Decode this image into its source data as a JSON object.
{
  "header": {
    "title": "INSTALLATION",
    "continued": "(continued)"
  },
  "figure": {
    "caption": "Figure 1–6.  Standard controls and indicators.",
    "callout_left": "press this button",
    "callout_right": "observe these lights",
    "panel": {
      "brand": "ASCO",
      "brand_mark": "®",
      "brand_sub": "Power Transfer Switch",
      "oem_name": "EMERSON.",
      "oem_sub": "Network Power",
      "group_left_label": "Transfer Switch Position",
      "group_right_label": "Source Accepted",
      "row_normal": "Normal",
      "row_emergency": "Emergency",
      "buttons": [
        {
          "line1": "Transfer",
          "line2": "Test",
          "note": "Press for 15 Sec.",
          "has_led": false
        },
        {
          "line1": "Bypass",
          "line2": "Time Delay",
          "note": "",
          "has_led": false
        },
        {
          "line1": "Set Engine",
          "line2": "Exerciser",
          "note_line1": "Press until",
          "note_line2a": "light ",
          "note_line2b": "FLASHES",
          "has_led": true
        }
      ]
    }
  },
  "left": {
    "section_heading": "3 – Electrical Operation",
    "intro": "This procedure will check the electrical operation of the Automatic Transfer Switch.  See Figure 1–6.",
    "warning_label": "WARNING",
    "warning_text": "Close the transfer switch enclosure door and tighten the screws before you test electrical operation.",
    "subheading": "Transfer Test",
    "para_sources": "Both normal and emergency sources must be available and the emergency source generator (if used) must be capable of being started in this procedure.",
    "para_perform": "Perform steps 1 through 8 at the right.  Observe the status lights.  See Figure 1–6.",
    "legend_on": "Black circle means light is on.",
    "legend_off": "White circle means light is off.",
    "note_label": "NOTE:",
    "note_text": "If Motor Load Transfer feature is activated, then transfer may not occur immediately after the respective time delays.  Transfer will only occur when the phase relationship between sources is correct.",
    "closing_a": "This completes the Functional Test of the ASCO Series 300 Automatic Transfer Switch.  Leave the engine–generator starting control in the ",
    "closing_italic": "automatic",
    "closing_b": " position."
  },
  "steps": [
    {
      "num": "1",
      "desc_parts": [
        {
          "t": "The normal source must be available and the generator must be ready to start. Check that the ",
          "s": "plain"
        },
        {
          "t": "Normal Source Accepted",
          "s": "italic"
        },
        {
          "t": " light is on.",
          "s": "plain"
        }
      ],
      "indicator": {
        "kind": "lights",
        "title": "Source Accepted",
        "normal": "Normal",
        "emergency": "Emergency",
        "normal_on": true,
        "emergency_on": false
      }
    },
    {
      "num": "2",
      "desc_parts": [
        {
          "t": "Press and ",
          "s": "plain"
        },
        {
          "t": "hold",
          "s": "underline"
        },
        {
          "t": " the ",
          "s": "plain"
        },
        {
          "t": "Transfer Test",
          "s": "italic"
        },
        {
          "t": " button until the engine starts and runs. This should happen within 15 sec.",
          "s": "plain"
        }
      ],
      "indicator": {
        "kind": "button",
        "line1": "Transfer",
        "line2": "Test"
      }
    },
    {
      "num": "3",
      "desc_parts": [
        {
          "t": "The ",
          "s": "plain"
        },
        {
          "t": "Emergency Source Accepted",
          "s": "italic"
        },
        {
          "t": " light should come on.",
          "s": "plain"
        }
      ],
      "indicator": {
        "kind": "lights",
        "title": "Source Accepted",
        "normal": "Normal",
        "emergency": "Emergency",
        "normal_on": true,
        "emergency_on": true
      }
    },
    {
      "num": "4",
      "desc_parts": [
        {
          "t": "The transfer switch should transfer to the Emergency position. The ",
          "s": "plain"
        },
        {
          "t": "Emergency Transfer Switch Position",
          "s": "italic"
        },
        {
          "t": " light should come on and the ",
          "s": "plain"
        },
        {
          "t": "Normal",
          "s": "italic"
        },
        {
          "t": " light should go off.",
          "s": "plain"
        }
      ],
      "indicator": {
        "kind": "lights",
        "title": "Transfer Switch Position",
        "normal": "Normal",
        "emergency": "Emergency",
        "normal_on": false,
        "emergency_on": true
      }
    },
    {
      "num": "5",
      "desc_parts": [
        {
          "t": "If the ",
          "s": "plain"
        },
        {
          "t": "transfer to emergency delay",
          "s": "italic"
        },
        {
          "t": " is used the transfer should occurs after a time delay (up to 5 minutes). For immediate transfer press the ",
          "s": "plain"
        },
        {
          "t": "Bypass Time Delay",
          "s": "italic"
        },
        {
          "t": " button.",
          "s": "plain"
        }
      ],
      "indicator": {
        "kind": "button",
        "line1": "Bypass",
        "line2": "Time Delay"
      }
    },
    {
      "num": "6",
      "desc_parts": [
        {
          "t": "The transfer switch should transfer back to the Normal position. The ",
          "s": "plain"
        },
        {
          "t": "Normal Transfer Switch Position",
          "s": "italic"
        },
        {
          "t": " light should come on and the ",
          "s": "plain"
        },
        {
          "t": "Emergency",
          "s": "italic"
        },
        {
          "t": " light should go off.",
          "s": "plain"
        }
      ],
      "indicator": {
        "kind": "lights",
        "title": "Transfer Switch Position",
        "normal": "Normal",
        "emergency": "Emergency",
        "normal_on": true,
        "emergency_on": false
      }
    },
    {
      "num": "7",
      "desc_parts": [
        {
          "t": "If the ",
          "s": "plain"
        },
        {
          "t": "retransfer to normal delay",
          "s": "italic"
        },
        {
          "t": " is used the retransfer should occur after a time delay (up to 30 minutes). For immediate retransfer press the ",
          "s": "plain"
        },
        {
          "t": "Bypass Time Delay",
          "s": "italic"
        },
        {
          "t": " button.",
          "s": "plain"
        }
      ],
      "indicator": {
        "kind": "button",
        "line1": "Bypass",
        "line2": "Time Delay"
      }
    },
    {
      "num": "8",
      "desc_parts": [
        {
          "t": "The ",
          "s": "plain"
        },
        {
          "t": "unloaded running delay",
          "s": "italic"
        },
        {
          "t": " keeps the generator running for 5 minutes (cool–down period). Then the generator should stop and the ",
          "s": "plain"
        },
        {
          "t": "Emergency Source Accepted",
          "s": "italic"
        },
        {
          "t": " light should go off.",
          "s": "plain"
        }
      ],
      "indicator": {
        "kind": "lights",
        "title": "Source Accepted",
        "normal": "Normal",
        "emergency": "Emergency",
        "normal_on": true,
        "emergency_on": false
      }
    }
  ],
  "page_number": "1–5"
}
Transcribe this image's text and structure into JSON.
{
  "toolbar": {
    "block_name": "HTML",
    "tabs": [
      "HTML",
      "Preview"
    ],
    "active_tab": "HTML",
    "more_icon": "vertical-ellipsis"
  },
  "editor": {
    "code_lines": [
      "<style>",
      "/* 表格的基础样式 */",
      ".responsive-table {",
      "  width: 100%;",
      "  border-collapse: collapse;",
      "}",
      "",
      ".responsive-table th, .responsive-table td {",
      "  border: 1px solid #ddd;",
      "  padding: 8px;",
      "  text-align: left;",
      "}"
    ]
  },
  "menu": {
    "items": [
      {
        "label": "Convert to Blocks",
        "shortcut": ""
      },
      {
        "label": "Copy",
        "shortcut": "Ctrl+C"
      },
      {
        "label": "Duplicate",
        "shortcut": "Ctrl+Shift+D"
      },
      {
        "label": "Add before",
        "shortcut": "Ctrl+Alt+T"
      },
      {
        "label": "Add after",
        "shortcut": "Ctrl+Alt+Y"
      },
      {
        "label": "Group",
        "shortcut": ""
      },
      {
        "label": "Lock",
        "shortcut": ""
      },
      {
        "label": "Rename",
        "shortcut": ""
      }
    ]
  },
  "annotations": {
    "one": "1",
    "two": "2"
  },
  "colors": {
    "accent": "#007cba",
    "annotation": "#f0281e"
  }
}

[What is expected]:
Please set down each line of the records exactly as given.

[Output of the exercise]:
Decode this image into its source data as a JSON object.
{
  "header": {
    "title": "INSTALLATION",
    "continued": "(continued)"
  },
  "figure": {
    "caption": "Figure 1–6.  Standard controls and indicators.",
    "callout_left": "press this button",
    "callout_right": "observe these lights",
    "panel": {
      "brand": "ASCO",
      "brand_mark": "®",
      "brand_sub": "Power Transfer Switch",
      "oem_name": "EMERSON.",
      "oem_sub": "Network Power",
      "group_left_label": "Transfer Switch Position",
      "group_right_label": "Source Accepted",
      "row_normal": "Normal",
      "row_emergency": "Emergency",
      "buttons": [
        {
          "line1": "Transfer",
          "line2": "Test",
          "note": "Press for 15 Sec.",
          "has_led": false
        },
        {
          "line1": "Bypass",
          "line2": "Time Delay",
          "note": "",
          "has_led": false
        },
        {
          "line1": "Set Engine",
          "line2": "Exerciser",
          "note_line1": "Press until",
          "note_line2a": "light ",
          "note_line2b": "FLASHES",
          "has_led": true
        }
      ]
    }
  },
  "left": {
    "section_heading": "3 – Electrical Operation",
    "intro": "This procedure will check the electrical operation of the Automatic Transfer Switch.  See Figure 1–6.",
    "warning_label": "WARNING",
    "warning_text": "Close the transfer switch enclosure door and tighten the screws before you test electrical operation.",
    "subheading": "Transfer Test",
    "para_sources": "Both normal and emergency sources must be available and the emergency source generator (if used) must be capable of being started in this procedure.",
    "para_perform": "Perform steps 1 through 8 at the right.  Observe the status lights.  See Figure 1–6.",
    "legend_on": "Black circle means light is on.",
    "legend_off": "White circle means light is off.",
    "note_label": "NOTE:",
    "note_text": "If Motor Load Transfer feature is activated, then transfer may not occur immediately after the respective time delays.  Transfer will only occur when the phase relationship between sources is correct.",
    "closing_a": "This completes the Functional Test of the ASCO Series 300 Automatic Transfer Switch.  Leave the engine–generator starting control in the ",
    "closing_italic": "automatic",
    "closing_b": " position."
  },
  "steps": [
    {
      "num": "1",
      "desc_parts": [
        {
          "t": "The normal source must be available and the generator must be ready to start. Check that the ",
          "s": "plain"
        },
        {
          "t": "Normal Source Accepted",
          "s": "italic"
        },
        {
          "t": " light is on.",
          "s": "plain"
        }
      ],
      "indicator": {
        "kind": "lights",
        "title": "Source Accepted",
        "normal": "Normal",
        "emergency": "Emergency",
        "normal_on": true,
        "emergency_on": false
      }
    },
    {
      "num": "2",
      "desc_parts": [
        {
          "t": "Press and ",
          "s": "plain"
        },
        {
          "t": "hold",
          "s": "underline"
        },
        {
          "t": " the ",
          "s": "plain"
        },
        {
          "t": "Transfer Test",
          "s": "italic"
        },
        {
          "t": " button until the engine starts and runs. This should happen within 15 sec.",
          "s": "plain"
        }
      ],
      "indicator": {
        "kind": "button",
        "line1": "Transfer",
        "line2": "Test"
      }
    },
    {
      "num": "3",
      "desc_parts": [
        {
          "t": "The ",
          "s": "plain"
        },
        {
          "t": "Emergency Source Accepted",
          "s": "italic"
        },
        {
          "t": " light should come on.",
          "s": "plain"
        }
      ],
      "indicator": {
        "kind": "lights",
        "title": "Source Accepted",
        "normal": "Normal",
        "emergency": "Emergency",
        "normal_on": true,
        "emergency_on": true
      }
    },
    {
      "num": "4",
      "desc_parts": [
        {
          "t": "The transfer switch should transfer to the Emergency position. The ",
          "s": "plain"
        },
        {
          "t": "Emergency Transfer Switch Position",
          "s": "italic"
        },
        {
          "t": " light should come on and the ",
          "s": "plain"
        },
        {
          "t": "Normal",
          "s": "italic"
        },
        {
          "t": " light should go off.",
          "s": "plain"
        }
      ],
      "indicator": {
        "kind": "lights",
        "title": "Transfer Switch Position",
        "normal": "Normal",
        "emergency": "Emergency",
        "normal_on": false,
        "emergency_on": true
      }
    },
    {
      "num": "5",
      "desc_parts": [
        {
          "t": "If the ",
          "s": "plain"
        },
        {
          "t": "transfer to emergency delay",
          "s": "italic"
        },
        {
          "t": " is used the transfer should occurs after a time delay (up to 5 minutes). For immediate transfer press the ",
          "s": "plain"
        },
        {
          "t": "Bypass Time Delay",
          "s": "italic"
        },
        {
          "t": " button.",
          "s": "plain"
        }
      ],
      "indicator": {
        "kind": "button",
        "line1": "Bypass",
        "line2": "Time Delay"
      }
    },
    {
      "num": "6",
      "desc_parts": [
        {
          "t": "The transfer switch should transfer back to the Normal position. The ",
          "s": "plain"
        },
        {
          "t": "Normal Transfer Switch Position",
          "s": "italic"
        },
        {
          "t": " light should come on and the ",
          "s": "plain"
        },
        {
          "t": "Emergency",
          "s": "italic"
        },
        {
          "t": " light should go off.",
          "s": "plain"
        }
      ],
      "indicator": {
        "kind": "lights",
        "title": "Transfer Switch Position",
        "normal": "Normal",
        "emergency": "Emergency",
        "normal_on": true,
        "emergency_on": false
      }
    },
    {
      "num": "7",
      "desc_parts": [
        {
          "t": "If the ",
          "s": "plain"
        },
        {
          "t": "retransfer to normal delay",
          "s": "italic"
        },
        {
          "t": " is used the retransfer should occur after a time delay (up to 30 minutes). For immediate retransfer press the ",
          "s": "plain"
        },
        {
          "t": "Bypass Time Delay",
          "s": "italic"
        },
        {
          "t": " button.",
          "s": "plain"
        }
      ],
      "indicator": {
        "kind": "button",
        "line1": "Bypass",
        "line2": "Time Delay"
      }
    },
    {
      "num": "8",
      "desc_parts": [
        {
          "t": "The ",
          "s": "plain"
        },
        {
          "t": "unloaded running delay",
          "s": "italic"
        },
        {
          "t": " keeps the generator running for 5 minutes (cool–down period). Then the generator should stop and the ",
          "s": "plain"
        },
        {
          "t": "Emergency Source Accepted",
          "s": "italic"
        },
        {
          "t": " light should go off.",
          "s": "plain"
        }
      ],
      "indicator": {
        "kind": "lights",
        "title": "Source Accepted",
        "normal": "Normal",
        "emergency": "Emergency",
        "normal_on": true,
        "emergency_on": false
      }
    }
  ],
  "page_number": "1–5"
}
Transcribe this image's text and structure into JSON.
{
  "toolbar": {
    "block_name": "HTML",
    "tabs": [
      "HTML",
      "Preview"
    ],
    "active_tab": "HTML",
    "more_icon": "vertical-ellipsis"
  },
  "editor": {
    "code_lines": [
      "<style>",
      "/* 表格的基础样式 */",
      ".responsive-table {",
      "  width: 100%;",
      "  border-collapse: collapse;",
      "}",
      "",
      ".responsive-table th, .responsive-table td {",
      "  border: 1px solid #ddd;",
      "  padding: 8px;",
      "  text-align: left;",
      "}"
    ]
  },
  "menu": {
    "items": [
      {
        "label": "Convert to Blocks",
        "shortcut": ""
      },
      {
        "label": "Copy",
        "shortcut": "Ctrl+C"
      },
      {
        "label": "Duplicate",
        "shortcut": "Ctrl+Shift+D"
      },
      {
        "label": "Add before",
        "shortcut": "Ctrl+Alt+T"
      },
      {
        "label": "Add after",
        "shortcut": "Ctrl+Alt+Y"
      },
      {
        "label": "Group",
        "shortcut": ""
      },
      {
        "label": "Lock",
        "shortcut": ""
      },
      {
        "label": "Rename",
        "shortcut": ""
      }
    ]
  },
  "annotations": {
    "one": "1",
    "two": "2"
  },
  "colors": {
    "accent": "#007cba",
    "annotation": "#f0281e"
  }
}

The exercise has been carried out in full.